— Begin Data shown —
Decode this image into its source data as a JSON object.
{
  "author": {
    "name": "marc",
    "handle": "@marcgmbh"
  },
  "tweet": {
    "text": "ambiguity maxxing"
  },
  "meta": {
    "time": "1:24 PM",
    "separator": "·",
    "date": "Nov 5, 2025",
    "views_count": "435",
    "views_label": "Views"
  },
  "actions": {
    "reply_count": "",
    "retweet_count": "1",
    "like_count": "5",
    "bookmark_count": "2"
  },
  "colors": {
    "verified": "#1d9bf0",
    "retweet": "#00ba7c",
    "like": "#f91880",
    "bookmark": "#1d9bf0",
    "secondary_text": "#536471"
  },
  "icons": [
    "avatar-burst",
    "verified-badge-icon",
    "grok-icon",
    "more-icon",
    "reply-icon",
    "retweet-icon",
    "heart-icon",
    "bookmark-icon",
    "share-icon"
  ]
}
— End Data shown —
**Instructions for the task:**
Your task is to repeat every entry exactly.

**The completed task:**
Decode this image into its source data as a JSON object.
{
  "author": {
    "name": "marc",
    "handle": "@marcgmbh"
  },
  "tweet": {
    "text": "ambiguity maxxing"
  },
  "meta": {
    "time": "1:24 PM",
    "separator": "·",
    "date": "Nov 5, 2025",
    "views_count": "435",
    "views_label": "Views"
  },
  "actions": {
    "reply_count": "",
    "retweet_count": "1",
    "like_count": "5",
    "bookmark_count": "2"
  },
  "colors": {
    "verified": "#1d9bf0",
    "retweet": "#00ba7c",
    "like": "#f91880",
    "bookmark": "#1d9bf0",
    "secondary_text": "#536471"
  },
  "icons": [
    "avatar-burst",
    "verified-badge-icon",
    "grok-icon",
    "more-icon",
    "reply-icon",
    "retweet-icon",
    "heart-icon",
    "bookmark-icon",
    "share-icon"
  ]
}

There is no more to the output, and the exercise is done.